TASK: Print every record below exactly as written.

RECORD LIST:
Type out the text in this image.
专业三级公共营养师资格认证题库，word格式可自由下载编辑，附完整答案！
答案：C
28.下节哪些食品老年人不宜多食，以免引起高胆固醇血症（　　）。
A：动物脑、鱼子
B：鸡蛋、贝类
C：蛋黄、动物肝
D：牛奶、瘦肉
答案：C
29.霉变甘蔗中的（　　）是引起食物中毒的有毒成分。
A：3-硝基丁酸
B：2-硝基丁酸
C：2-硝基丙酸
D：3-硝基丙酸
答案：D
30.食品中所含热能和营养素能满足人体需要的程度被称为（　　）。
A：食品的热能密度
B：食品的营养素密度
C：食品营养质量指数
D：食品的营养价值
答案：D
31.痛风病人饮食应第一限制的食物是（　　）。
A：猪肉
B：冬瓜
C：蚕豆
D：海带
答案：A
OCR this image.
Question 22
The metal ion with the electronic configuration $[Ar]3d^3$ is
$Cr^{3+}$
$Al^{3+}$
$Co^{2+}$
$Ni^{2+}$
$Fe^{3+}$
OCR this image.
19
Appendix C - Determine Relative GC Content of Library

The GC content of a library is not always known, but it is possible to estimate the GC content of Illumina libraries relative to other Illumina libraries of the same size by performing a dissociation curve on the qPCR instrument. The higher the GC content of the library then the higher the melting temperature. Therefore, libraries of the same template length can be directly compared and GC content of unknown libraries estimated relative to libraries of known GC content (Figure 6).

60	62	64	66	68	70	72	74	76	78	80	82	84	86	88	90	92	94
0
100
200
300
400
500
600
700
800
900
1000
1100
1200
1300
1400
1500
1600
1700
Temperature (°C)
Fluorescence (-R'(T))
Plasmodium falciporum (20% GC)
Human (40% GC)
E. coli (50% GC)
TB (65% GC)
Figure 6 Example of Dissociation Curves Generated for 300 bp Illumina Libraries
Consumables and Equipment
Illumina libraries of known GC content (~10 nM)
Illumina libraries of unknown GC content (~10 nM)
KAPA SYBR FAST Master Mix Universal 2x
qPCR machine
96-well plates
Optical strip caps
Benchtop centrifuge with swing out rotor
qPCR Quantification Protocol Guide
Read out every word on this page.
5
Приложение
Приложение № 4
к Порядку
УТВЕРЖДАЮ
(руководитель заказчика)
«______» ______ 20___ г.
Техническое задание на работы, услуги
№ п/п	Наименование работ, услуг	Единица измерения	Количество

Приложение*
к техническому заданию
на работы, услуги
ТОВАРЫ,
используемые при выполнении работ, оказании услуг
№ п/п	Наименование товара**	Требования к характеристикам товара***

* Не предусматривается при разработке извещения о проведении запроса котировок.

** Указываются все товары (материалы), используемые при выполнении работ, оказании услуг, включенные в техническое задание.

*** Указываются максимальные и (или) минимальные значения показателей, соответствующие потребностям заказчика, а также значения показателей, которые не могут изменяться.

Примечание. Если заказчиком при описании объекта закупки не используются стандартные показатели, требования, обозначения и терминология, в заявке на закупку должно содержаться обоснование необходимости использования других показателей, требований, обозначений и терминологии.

FINAL RESULT:
Type out the text in this image.
专业三级公共营养师资格认证题库，word格式可自由下载编辑，附完整答案！
答案：C
28.下节哪些食品老年人不宜多食，以免引起高胆固醇血症（　　）。
A：动物脑、鱼子
B：鸡蛋、贝类
C：蛋黄、动物肝
D：牛奶、瘦肉
答案：C
29.霉变甘蔗中的（　　）是引起食物中毒的有毒成分。
A：3-硝基丁酸
B：2-硝基丁酸
C：2-硝基丙酸
D：3-硝基丙酸
答案：D
30.食品中所含热能和营养素能满足人体需要的程度被称为（　　）。
A：食品的热能密度
B：食品的营养素密度
C：食品营养质量指数
D：食品的营养价值
答案：D
31.痛风病人饮食应第一限制的食物是（　　）。
A：猪肉
B：冬瓜
C：蚕豆
D：海带
答案：A
OCR this image.
Question 22
The metal ion with the electronic configuration $[Ar]3d^3$ is
$Cr^{3+}$
$Al^{3+}$
$Co^{2+}$
$Ni^{2+}$
$Fe^{3+}$
OCR this image.
19
Appendix C - Determine Relative GC Content of Library

The GC content of a library is not always known, but it is possible to estimate the GC content of Illumina libraries relative to other Illumina libraries of the same size by performing a dissociation curve on the qPCR instrument. The higher the GC content of the library then the higher the melting temperature. Therefore, libraries of the same template length can be directly compared and GC content of unknown libraries estimated relative to libraries of known GC content (Figure 6).

60	62	64	66	68	70	72	74	76	78	80	82	84	86	88	90	92	94
0
100
200
300
400
500
600
700
800
900
1000
1100
1200
1300
1400
1500
1600
1700
Temperature (°C)
Fluorescence (-R'(T))
Plasmodium falciporum (20% GC)
Human (40% GC)
E. coli (50% GC)
TB (65% GC)
Figure 6 Example of Dissociation Curves Generated for 300 bp Illumina Libraries
Consumables and Equipment
Illumina libraries of known GC content (~10 nM)
Illumina libraries of unknown GC content (~10 nM)
KAPA SYBR FAST Master Mix Universal 2x
qPCR machine
96-well plates
Optical strip caps
Benchtop centrifuge with swing out rotor
qPCR Quantification Protocol Guide
Read out every word on this page.
5
Приложение
Приложение № 4
к Порядку
УТВЕРЖДАЮ
(руководитель заказчика)
«______» ______ 20___ г.
Техническое задание на работы, услуги
№ п/п	Наименование работ, услуг	Единица измерения	Количество

Приложение*
к техническому заданию
на работы, услуги
ТОВАРЫ,
используемые при выполнении работ, оказании услуг
№ п/п	Наименование товара**	Требования к характеристикам товара***

* Не предусматривается при разработке извещения о проведении запроса котировок.

** Указываются все товары (материалы), используемые при выполнении работ, оказании услуг, включенные в техническое задание.

*** Указываются максимальные и (или) минимальные значения показателей, соответствующие потребностям заказчика, а также значения показателей, которые не могут изменяться.

Примечание. Если заказчиком при описании объекта закупки не используются стандартные показатели, требования, обозначения и терминология, в заявке на закупку должно содержаться обоснование необходимости использования других показателей, требований, обозначений и терминологии.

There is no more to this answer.